### PROBLEM REQUIREMENTS:
Can you find the lines of the listing that include "guards" and copy every one?

### RECORDED DATA:
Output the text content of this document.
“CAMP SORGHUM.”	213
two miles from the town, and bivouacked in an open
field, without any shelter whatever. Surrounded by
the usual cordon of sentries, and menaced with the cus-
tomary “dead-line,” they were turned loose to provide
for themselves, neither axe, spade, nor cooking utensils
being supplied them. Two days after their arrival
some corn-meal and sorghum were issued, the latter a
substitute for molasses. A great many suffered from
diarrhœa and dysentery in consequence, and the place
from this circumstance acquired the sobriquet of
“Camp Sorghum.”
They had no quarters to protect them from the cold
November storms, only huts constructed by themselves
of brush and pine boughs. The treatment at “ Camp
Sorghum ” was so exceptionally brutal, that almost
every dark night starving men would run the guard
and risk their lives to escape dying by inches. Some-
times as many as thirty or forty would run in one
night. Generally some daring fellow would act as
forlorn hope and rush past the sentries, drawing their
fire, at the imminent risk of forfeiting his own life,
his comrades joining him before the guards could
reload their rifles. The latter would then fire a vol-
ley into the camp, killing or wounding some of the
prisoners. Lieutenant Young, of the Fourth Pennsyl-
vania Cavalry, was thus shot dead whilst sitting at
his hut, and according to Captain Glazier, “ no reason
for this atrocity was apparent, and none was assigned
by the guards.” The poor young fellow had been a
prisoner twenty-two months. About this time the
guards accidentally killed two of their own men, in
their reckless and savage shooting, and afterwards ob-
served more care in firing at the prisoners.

### TASK OUTPUT:
his comrades joining him before the guards could
by the guards.” The poor young fellow had been a
guards accidentally killed two of their own men, in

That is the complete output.